Of all the lines in the data below, how many contain "хокук"? Report that number alone.

DATA SUPPLIED
★ ★ ★ ★ ★ ★ ★
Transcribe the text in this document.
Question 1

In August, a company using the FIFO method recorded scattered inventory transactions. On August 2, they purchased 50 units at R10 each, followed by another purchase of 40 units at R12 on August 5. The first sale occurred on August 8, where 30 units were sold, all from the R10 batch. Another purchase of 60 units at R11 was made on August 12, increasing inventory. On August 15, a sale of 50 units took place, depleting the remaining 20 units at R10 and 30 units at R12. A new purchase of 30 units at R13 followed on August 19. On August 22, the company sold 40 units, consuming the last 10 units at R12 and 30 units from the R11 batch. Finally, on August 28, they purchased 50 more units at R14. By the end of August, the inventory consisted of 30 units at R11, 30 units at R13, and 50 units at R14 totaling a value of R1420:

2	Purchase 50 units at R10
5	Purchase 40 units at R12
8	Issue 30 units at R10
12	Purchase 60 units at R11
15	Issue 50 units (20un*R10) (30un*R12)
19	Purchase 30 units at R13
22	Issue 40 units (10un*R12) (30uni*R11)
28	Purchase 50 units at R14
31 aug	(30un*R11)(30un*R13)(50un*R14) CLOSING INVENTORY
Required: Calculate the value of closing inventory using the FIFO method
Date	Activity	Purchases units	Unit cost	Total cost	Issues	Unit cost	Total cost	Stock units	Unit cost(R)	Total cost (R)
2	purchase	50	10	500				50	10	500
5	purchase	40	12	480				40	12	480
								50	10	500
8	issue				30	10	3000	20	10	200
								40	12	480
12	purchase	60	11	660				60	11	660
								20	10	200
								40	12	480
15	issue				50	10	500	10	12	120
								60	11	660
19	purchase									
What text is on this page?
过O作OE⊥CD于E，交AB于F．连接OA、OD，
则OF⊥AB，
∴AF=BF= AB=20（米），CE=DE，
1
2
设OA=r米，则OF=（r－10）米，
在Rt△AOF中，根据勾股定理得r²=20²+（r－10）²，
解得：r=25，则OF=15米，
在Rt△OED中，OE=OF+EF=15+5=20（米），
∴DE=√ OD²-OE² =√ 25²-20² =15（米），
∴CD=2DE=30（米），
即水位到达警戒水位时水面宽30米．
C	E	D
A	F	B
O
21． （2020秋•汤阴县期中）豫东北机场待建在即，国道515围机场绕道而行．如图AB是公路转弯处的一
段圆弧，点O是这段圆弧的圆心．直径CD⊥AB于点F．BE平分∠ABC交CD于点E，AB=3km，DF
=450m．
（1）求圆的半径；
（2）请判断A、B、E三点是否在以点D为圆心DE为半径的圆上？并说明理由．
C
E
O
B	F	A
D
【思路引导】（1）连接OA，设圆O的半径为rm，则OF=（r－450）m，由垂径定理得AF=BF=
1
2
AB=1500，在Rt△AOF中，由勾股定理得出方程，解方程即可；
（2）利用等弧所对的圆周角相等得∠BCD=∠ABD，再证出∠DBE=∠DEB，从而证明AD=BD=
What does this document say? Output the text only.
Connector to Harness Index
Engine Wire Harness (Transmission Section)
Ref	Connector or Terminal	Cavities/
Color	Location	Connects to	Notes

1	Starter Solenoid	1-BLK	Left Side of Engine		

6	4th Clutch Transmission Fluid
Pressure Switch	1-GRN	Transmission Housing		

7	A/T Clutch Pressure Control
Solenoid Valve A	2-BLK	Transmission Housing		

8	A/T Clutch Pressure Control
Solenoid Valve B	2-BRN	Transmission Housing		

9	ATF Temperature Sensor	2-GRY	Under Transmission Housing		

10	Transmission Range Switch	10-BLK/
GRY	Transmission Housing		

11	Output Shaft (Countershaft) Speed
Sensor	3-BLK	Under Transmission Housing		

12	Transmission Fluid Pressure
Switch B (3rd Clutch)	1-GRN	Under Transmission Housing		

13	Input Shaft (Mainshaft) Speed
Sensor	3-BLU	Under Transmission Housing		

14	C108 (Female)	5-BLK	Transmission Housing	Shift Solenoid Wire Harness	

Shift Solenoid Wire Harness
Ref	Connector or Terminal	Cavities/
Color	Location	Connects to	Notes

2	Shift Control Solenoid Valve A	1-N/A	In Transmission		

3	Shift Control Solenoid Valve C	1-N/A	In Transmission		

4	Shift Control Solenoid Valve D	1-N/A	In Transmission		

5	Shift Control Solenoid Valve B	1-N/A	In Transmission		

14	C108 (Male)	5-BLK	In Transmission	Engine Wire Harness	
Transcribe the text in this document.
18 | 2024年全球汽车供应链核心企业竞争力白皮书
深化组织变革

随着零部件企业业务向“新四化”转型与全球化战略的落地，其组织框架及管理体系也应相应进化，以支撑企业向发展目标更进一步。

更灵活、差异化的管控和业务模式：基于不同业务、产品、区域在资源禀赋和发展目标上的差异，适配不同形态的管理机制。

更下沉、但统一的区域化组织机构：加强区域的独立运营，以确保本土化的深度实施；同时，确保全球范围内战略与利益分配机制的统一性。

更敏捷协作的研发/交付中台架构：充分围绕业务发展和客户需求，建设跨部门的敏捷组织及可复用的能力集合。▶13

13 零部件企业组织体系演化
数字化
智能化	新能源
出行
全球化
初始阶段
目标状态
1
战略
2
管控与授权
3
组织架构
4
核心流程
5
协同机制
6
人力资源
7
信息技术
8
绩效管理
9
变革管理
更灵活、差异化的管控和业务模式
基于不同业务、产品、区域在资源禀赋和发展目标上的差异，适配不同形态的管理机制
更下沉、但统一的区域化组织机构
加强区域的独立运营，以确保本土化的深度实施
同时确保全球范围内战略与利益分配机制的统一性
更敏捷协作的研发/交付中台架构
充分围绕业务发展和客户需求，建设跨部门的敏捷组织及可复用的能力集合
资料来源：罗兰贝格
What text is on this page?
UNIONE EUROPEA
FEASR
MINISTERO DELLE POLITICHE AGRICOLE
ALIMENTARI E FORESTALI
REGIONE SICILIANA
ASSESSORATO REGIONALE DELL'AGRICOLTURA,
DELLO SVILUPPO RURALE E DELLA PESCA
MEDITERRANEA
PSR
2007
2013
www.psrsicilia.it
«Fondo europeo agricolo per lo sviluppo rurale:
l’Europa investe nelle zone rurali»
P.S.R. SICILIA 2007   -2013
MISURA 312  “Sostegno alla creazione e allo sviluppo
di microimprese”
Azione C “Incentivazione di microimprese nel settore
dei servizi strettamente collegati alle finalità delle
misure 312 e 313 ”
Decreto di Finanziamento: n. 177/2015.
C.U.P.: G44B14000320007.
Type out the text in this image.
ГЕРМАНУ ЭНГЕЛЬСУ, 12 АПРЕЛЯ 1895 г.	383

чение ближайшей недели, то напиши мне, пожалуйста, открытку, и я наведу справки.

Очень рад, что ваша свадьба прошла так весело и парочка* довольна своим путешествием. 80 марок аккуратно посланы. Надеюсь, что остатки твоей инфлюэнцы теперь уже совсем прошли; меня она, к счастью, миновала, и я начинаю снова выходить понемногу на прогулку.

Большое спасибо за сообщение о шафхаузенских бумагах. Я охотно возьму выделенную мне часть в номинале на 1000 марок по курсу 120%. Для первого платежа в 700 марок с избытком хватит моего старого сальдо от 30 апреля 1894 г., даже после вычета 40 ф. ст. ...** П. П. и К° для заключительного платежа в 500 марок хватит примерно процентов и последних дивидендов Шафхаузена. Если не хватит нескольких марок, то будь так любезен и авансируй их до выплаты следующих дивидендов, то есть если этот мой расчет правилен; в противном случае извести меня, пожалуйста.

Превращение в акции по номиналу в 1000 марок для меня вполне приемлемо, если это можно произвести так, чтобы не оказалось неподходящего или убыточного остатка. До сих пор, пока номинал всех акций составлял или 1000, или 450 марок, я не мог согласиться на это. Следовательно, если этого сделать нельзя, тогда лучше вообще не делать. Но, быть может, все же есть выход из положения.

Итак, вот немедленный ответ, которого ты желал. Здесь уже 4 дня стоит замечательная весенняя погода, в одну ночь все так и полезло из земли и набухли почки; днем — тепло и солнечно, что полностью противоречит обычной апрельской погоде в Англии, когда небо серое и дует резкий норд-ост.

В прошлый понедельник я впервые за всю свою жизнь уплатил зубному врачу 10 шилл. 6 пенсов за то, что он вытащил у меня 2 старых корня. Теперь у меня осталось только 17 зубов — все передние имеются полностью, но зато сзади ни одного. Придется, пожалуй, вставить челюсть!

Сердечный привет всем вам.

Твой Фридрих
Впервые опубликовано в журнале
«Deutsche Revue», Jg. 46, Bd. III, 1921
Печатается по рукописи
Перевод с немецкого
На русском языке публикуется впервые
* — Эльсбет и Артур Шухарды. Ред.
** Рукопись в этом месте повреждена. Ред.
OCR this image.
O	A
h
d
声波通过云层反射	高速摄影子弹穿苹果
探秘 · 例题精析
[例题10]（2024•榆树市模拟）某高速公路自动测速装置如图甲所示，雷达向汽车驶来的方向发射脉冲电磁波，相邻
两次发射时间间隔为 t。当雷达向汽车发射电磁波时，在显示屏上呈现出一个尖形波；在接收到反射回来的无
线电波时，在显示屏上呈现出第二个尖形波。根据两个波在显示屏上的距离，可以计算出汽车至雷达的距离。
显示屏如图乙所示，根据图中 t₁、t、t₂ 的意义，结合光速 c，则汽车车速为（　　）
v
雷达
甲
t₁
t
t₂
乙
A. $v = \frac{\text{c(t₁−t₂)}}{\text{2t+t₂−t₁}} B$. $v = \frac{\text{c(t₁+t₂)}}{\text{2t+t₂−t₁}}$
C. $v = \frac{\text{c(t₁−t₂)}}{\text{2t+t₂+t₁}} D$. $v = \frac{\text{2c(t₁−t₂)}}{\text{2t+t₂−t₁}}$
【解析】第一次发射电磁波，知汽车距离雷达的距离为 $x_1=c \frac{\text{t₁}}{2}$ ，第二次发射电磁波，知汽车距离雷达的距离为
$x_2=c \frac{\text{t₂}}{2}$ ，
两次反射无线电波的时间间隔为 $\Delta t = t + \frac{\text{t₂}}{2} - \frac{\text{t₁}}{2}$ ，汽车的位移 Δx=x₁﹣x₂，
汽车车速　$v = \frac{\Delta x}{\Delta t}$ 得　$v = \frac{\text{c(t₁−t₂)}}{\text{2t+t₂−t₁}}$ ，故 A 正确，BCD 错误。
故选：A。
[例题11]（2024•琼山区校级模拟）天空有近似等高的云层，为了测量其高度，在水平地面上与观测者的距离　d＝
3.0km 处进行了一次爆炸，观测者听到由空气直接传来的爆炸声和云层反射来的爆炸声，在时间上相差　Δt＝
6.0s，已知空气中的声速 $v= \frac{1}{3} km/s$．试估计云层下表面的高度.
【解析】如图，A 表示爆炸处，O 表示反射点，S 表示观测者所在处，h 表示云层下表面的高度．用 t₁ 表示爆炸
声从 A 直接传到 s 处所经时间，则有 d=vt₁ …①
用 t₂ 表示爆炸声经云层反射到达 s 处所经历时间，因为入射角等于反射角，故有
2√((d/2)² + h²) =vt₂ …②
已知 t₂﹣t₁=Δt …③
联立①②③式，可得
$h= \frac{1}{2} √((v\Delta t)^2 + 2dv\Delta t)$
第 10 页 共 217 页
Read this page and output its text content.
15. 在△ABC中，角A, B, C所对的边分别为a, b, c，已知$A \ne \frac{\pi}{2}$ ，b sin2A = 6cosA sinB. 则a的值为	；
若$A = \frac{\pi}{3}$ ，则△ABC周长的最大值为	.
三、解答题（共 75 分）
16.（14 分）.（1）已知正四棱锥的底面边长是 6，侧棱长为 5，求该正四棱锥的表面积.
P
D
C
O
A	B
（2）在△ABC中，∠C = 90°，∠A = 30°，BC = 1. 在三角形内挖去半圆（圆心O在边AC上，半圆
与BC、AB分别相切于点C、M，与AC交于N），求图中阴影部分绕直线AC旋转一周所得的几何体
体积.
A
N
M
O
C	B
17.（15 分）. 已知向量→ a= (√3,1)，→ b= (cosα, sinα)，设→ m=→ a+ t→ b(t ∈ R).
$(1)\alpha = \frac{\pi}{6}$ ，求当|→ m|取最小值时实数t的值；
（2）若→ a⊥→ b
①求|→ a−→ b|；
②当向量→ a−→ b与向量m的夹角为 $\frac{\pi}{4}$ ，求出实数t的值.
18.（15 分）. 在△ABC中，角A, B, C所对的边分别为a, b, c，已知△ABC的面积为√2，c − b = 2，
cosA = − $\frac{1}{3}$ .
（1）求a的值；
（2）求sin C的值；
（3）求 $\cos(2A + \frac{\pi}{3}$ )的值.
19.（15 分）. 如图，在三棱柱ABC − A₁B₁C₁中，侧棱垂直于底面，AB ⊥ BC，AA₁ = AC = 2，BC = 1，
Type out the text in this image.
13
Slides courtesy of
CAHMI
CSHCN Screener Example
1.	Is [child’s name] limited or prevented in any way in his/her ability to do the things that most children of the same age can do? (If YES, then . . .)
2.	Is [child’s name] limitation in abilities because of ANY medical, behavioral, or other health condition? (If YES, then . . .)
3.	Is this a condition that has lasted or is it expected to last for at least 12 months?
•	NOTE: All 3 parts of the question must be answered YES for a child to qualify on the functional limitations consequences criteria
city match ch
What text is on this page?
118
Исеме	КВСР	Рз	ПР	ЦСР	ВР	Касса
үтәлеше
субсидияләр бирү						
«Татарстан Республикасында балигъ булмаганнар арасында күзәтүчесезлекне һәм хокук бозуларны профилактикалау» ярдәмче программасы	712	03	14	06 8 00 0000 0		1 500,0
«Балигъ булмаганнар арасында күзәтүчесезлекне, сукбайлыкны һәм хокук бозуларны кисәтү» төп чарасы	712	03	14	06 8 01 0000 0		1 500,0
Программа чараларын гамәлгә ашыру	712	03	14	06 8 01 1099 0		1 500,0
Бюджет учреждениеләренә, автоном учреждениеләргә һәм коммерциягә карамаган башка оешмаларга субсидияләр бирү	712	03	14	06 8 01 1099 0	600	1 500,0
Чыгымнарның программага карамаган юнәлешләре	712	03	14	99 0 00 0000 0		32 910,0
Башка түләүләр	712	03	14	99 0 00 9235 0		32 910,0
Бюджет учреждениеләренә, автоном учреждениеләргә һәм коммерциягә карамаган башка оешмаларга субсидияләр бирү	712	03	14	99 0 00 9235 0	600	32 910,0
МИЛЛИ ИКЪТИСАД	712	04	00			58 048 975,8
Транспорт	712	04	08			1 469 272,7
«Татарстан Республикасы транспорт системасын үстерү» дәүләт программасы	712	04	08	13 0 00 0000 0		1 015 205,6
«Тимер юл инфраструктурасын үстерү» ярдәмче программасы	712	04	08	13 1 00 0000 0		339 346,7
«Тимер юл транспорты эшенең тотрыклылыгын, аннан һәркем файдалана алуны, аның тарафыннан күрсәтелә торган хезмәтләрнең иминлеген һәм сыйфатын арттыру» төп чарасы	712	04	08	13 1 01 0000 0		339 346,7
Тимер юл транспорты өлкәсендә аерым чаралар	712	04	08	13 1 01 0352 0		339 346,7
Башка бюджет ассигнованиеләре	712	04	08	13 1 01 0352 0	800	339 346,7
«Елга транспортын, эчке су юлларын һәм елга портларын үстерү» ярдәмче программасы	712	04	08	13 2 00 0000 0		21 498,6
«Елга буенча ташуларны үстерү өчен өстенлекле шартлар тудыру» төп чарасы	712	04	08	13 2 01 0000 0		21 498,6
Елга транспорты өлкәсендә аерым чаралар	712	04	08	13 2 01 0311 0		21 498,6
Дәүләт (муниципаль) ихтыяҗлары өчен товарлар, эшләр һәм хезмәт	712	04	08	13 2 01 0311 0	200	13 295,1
★ ★ ★ ★ ★ ★ ★
RESPONSE TO THE EXERCISE
2